Omitting the pictures, output all of the records precisely as written.

## Material shown
--

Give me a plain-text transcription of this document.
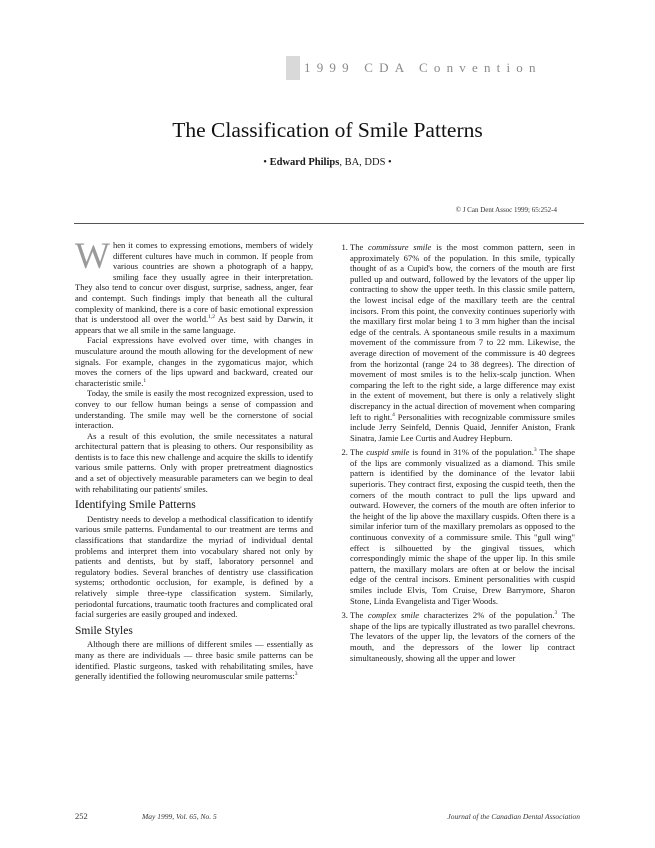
1999 CDA Convention
The Classification of Smile Patterns
• Edward Philips, BA, DDS •
© J Can Dent Assoc 1999; 65:252-4

When it comes to expressing emotions, members of widely different cultures have much in common. If people from various countries are shown a photograph of a happy, smiling face they usually agree in their interpretation. They also tend to concur over disgust, surprise, sadness, anger, fear and contempt. Such findings imply that beneath all the cultural complexity of mankind, there is a core of basic emotional expression that is understood all over the world.$^{1,2}$ As best said by Darwin, it appears that we all smile in the same language.

Facial expressions have evolved over time, with changes in musculature around the mouth allowing for the development of new signals. For example, changes in the zygomaticus major, which moves the corners of the lips upward and backward, created our characteristic smile.$^1$

Today, the smile is easily the most recognized expression, used to convey to our fellow human beings a sense of compassion and understanding. The smile may well be the cornerstone of social interaction.

As a result of this evolution, the smile necessitates a natural architectural pattern that is pleasing to others. Our responsibility as dentists is to face this new challenge and acquire the skills to identify various smile patterns. Only with proper pretreatment diagnostics and a set of objectively measurable parameters can we begin to deal with rehabilitating our patients' smiles.

Identifying Smile Patterns

Dentistry needs to develop a methodical classification to identify various smile patterns. Fundamental to our treatment are terms and classifications that standardize the myriad of individual dental problems and interpret them into vocabulary shared not only by patients and dentists, but by staff, laboratory personnel and regulatory bodies. Several branches of dentistry use classification systems; orthodontic occlusion, for example, is defined by a relatively simple three-type classification system. Similarly, periodontal furcations, traumatic tooth fractures and complicated oral facial surgeries are easily grouped and indexed.

Smile Styles

Although there are millions of different smiles — essentially as many as there are individuals — three basic smile patterns can be identified. Plastic surgeons, tasked with rehabilitating smiles, have generally identified the following neuromuscular smile patterns:$^3$

1. The commissure smile is the most common pattern, seen in approximately 67% of the population. In this smile, typically thought of as a Cupid's bow, the corners of the mouth are first pulled up and outward, followed by the levators of the upper lip contracting to show the upper teeth. In this classic smile pattern, the lowest incisal edge of the maxillary teeth are the central incisors. From this point, the convexity continues superiorly with the maxillary first molar being 1 to 3 mm higher than the incisal edge of the centrals. A spontaneous smile results in a maximum movement of the commissure from 7 to 22 mm. Likewise, the average direction of movement of the commissure is 40 degrees from the horizontal (range 24 to 38 degrees). The direction of movement of most smiles is to the helix-scalp junction. When comparing the left to the right side, a large difference may exist in the extent of movement, but there is only a relatively slight discrepancy in the actual direction of movement when comparing left to right.$^4$ Personalities with recognizable commissure smiles include Jerry Seinfeld, Dennis Quaid, Jennifer Aniston, Frank Sinatra, Jamie Lee Curtis and Audrey Hepburn.
2. The cuspid smile is found in 31% of the population.$^3$ The shape of the lips are commonly visualized as a diamond. This smile pattern is identified by the dominance of the levator labii superioris. They contract first, exposing the cuspid teeth, then the corners of the mouth contract to pull the lips upward and outward. However, the corners of the mouth are often inferior to the height of the lip above the maxillary cuspids. Often there is a similar inferior turn of the maxillary premolars as opposed to the continuous convexity of a commissure smile. This "gull wing" effect is silhouetted by the gingival tissues, which correspondingly mimic the shape of the upper lip. In this smile pattern, the maxillary molars are often at or below the incisal edge of the central incisors. Eminent personalities with cuspid smiles include Elvis, Tom Cruise, Drew Barrymore, Sharon Stone, Linda Evangelista and Tiger Woods.
3. The complex smile characterizes 2% of the population.$^3$ The shape of the lips are typically illustrated as two parallel chevrons. The levators of the upper lip, the levators of the corners of the mouth, and the depressors of the lower lip contract simultaneously, showing all the upper and lower
252	May 1999, Vol. 65, No. 5	Journal of the Canadian Dental Association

--

## Reply to the exercise
Give me a plain-text transcription of this document.
1999 CDA Convention
The Classification of Smile Patterns
• Edward Philips, BA, DDS •
© J Can Dent Assoc 1999; 65:252-4

When it comes to expressing emotions, members of widely different cultures have much in common. If people from various countries are shown a photograph of a happy, smiling face they usually agree in their interpretation. They also tend to concur over disgust, surprise, sadness, anger, fear and contempt. Such findings imply that beneath all the cultural complexity of mankind, there is a core of basic emotional expression that is understood all over the world.$^{1,2}$ As best said by Darwin, it appears that we all smile in the same language.

Facial expressions have evolved over time, with changes in musculature around the mouth allowing for the development of new signals. For example, changes in the zygomaticus major, which moves the corners of the lips upward and backward, created our characteristic smile.$^1$

Today, the smile is easily the most recognized expression, used to convey to our fellow human beings a sense of compassion and understanding. The smile may well be the cornerstone of social interaction.

As a result of this evolution, the smile necessitates a natural architectural pattern that is pleasing to others. Our responsibility as dentists is to face this new challenge and acquire the skills to identify various smile patterns. Only with proper pretreatment diagnostics and a set of objectively measurable parameters can we begin to deal with rehabilitating our patients' smiles.

Identifying Smile Patterns

Dentistry needs to develop a methodical classification to identify various smile patterns. Fundamental to our treatment are terms and classifications that standardize the myriad of individual dental problems and interpret them into vocabulary shared not only by patients and dentists, but by staff, laboratory personnel and regulatory bodies. Several branches of dentistry use classification systems; orthodontic occlusion, for example, is defined by a relatively simple three-type classification system. Similarly, periodontal furcations, traumatic tooth fractures and complicated oral facial surgeries are easily grouped and indexed.

Smile Styles

Although there are millions of different smiles — essentially as many as there are individuals — three basic smile patterns can be identified. Plastic surgeons, tasked with rehabilitating smiles, have generally identified the following neuromuscular smile patterns:$^3$

1. The commissure smile is the most common pattern, seen in approximately 67% of the population. In this smile, typically thought of as a Cupid's bow, the corners of the mouth are first pulled up and outward, followed by the levators of the upper lip contracting to show the upper teeth. In this classic smile pattern, the lowest incisal edge of the maxillary teeth are the central incisors. From this point, the convexity continues superiorly with the maxillary first molar being 1 to 3 mm higher than the incisal edge of the centrals. A spontaneous smile results in a maximum movement of the commissure from 7 to 22 mm. Likewise, the average direction of movement of the commissure is 40 degrees from the horizontal (range 24 to 38 degrees). The direction of movement of most smiles is to the helix-scalp junction. When comparing the left to the right side, a large difference may exist in the extent of movement, but there is only a relatively slight discrepancy in the actual direction of movement when comparing left to right.$^4$ Personalities with recognizable commissure smiles include Jerry Seinfeld, Dennis Quaid, Jennifer Aniston, Frank Sinatra, Jamie Lee Curtis and Audrey Hepburn.
2. The cuspid smile is found in 31% of the population.$^3$ The shape of the lips are commonly visualized as a diamond. This smile pattern is identified by the dominance of the levator labii superioris. They contract first, exposing the cuspid teeth, then the corners of the mouth contract to pull the lips upward and outward. However, the corners of the mouth are often inferior to the height of the lip above the maxillary cuspids. Often there is a similar inferior turn of the maxillary premolars as opposed to the continuous convexity of a commissure smile. This "gull wing" effect is silhouetted by the gingival tissues, which correspondingly mimic the shape of the upper lip. In this smile pattern, the maxillary molars are often at or below the incisal edge of the central incisors. Eminent personalities with cuspid smiles include Elvis, Tom Cruise, Drew Barrymore, Sharon Stone, Linda Evangelista and Tiger Woods.
3. The complex smile characterizes 2% of the population.$^3$ The shape of the lips are typically illustrated as two parallel chevrons. The levators of the upper lip, the levators of the corners of the mouth, and the depressors of the lower lip contract simultaneously, showing all the upper and lower
252	May 1999, Vol. 65, No. 5	Journal of the Canadian Dental Association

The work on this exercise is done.